» CHALLENGE
In the listing below, identify each line with the word "Onset" and return those lines.
start DATA LISTING
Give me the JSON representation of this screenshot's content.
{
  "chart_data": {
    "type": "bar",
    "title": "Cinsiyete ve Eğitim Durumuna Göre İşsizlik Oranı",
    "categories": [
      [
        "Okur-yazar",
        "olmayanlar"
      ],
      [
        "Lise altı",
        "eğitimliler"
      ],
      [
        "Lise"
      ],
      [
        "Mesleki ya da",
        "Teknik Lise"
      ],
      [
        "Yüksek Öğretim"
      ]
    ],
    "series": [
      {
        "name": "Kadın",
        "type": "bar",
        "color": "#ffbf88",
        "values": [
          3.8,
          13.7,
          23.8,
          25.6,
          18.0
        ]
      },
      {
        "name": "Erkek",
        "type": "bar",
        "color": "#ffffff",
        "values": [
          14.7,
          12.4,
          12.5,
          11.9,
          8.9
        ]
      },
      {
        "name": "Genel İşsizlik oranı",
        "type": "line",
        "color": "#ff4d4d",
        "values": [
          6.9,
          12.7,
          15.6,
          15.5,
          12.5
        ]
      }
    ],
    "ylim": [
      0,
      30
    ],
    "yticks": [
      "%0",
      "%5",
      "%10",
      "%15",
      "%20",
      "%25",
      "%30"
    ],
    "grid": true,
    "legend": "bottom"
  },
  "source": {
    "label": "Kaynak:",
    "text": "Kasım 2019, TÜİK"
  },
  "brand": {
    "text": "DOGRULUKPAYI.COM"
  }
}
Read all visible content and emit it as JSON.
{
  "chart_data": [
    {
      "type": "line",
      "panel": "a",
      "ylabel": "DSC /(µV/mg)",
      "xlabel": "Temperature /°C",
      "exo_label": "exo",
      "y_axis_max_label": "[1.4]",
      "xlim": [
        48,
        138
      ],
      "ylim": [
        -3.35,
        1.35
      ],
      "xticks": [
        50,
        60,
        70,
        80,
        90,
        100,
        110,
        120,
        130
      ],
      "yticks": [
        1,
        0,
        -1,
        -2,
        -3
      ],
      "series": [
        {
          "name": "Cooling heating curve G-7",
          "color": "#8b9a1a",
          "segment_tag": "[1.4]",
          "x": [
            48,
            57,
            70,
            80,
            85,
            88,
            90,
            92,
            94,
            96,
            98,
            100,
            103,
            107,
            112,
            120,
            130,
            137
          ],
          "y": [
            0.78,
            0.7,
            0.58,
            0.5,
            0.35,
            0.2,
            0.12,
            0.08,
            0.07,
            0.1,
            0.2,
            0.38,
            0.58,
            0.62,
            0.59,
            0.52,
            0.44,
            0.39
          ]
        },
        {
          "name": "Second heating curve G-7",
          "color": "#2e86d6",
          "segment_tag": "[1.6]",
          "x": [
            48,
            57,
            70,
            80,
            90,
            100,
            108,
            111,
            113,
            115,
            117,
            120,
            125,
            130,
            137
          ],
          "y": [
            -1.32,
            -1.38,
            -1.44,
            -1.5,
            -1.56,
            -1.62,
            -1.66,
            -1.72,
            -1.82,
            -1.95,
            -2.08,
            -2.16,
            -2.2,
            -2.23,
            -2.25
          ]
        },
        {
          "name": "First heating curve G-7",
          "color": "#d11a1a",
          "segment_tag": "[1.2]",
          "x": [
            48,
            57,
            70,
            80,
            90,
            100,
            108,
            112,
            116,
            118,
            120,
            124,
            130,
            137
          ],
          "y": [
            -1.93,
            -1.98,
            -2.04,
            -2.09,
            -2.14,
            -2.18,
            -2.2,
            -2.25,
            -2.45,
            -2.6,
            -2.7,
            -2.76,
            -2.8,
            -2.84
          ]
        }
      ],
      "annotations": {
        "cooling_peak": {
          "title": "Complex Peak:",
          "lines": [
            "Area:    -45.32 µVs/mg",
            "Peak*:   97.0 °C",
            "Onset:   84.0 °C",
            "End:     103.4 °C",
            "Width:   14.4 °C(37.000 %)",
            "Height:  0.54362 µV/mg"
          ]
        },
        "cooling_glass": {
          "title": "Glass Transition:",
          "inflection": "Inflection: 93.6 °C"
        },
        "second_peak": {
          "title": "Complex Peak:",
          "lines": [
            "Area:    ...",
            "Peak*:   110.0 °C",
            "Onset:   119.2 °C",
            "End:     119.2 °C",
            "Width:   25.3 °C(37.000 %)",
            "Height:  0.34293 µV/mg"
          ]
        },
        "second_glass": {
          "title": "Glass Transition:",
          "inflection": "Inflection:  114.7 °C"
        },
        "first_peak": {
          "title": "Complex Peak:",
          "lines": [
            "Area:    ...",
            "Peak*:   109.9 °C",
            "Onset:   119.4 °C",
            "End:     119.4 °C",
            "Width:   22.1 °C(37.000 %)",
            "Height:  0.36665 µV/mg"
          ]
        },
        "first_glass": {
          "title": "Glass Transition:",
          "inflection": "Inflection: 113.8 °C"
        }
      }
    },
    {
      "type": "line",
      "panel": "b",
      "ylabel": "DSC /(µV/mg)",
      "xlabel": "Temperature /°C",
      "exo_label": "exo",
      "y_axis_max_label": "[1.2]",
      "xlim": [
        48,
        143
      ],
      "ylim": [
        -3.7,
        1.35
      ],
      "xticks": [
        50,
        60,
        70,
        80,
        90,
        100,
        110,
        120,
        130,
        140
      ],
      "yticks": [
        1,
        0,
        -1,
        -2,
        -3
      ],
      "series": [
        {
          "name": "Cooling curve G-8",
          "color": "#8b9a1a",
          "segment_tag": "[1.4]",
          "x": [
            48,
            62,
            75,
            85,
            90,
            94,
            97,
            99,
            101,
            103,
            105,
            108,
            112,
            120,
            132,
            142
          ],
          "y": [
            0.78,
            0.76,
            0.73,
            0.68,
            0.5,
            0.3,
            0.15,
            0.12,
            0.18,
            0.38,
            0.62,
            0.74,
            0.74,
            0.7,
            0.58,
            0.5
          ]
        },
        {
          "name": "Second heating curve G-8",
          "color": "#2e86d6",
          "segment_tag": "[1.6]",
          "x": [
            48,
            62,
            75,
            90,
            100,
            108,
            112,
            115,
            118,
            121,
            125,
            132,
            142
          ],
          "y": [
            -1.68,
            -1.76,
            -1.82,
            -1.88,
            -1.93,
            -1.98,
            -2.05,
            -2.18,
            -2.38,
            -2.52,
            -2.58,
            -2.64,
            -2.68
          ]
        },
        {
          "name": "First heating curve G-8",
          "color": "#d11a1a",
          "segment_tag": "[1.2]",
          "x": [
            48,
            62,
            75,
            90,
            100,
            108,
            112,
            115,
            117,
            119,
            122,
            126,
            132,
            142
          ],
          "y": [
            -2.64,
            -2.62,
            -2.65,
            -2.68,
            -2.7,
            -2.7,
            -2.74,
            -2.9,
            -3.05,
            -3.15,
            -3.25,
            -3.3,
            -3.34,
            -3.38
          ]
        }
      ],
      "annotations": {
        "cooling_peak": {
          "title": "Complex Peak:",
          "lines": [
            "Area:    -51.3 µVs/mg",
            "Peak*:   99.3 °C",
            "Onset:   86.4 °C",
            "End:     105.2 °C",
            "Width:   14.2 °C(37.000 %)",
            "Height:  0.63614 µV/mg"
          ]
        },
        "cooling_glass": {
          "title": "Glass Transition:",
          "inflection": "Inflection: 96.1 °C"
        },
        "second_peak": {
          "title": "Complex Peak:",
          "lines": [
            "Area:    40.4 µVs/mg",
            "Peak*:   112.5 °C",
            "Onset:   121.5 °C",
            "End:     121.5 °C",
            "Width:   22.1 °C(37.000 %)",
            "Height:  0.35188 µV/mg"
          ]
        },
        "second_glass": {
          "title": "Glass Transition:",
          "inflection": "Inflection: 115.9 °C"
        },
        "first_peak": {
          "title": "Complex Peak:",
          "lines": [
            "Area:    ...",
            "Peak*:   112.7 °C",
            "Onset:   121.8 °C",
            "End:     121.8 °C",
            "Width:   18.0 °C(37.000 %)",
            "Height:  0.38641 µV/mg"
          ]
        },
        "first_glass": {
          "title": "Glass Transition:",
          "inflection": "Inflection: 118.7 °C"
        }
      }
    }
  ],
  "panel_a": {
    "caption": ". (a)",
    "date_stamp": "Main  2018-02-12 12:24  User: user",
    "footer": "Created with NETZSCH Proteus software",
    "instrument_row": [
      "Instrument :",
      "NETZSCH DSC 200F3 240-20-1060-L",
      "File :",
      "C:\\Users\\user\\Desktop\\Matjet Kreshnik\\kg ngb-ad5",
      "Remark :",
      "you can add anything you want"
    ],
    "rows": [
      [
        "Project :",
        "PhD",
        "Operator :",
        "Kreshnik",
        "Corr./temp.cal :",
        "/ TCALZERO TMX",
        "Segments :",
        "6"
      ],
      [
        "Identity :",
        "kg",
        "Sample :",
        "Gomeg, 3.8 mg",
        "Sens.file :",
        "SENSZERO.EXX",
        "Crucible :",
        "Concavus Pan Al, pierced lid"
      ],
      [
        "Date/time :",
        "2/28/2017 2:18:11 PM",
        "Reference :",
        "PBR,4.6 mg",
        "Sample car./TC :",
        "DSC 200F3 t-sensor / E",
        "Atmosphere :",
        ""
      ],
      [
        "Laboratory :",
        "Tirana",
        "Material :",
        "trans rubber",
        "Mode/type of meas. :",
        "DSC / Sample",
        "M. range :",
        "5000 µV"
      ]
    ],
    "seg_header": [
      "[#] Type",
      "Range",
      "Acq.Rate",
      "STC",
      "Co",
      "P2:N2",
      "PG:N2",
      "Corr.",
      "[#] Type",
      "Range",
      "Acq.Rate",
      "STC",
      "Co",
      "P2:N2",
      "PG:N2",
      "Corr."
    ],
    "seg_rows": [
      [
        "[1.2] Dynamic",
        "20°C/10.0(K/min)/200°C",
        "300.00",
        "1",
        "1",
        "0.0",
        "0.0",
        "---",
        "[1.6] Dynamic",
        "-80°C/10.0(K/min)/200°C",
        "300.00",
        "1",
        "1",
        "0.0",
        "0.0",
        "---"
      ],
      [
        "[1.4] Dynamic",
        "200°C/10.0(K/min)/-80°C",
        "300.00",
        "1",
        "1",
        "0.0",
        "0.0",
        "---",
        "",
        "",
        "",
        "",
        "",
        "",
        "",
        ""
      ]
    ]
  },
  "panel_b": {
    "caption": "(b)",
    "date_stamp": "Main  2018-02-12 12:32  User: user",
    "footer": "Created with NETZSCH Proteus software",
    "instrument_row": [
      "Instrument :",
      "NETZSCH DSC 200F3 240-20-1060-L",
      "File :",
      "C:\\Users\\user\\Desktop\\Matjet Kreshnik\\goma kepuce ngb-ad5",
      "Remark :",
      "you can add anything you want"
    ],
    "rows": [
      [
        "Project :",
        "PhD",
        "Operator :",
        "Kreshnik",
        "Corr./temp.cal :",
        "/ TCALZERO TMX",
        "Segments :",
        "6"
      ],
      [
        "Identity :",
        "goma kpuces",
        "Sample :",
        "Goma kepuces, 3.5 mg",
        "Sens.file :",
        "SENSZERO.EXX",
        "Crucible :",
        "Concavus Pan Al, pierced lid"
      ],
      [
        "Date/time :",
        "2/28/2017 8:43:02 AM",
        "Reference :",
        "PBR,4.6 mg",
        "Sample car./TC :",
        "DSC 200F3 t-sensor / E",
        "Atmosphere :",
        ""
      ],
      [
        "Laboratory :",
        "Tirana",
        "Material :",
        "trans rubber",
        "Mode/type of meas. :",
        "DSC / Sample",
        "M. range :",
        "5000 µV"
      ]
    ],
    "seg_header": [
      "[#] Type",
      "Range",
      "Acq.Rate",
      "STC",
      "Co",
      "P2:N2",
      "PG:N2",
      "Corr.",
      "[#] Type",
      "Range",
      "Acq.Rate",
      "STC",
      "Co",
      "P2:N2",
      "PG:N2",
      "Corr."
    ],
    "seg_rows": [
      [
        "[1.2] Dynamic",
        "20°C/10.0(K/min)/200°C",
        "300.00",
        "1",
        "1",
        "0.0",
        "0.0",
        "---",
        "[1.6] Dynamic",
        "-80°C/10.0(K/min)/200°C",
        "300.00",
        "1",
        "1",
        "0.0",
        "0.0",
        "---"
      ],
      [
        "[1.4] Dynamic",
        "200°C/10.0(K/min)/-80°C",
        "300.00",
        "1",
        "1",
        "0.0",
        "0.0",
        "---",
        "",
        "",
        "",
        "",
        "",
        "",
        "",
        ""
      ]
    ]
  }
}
end DATA LISTING
» REPLY TO THE TASK
            "Onset:   84.0 °C",
            "Onset:   119.2 °C",
            "Onset:   119.4 °C",
            "Onset:   86.4 °C",
            "Onset:   121.5 °C",
            "Onset:   121.8 °C",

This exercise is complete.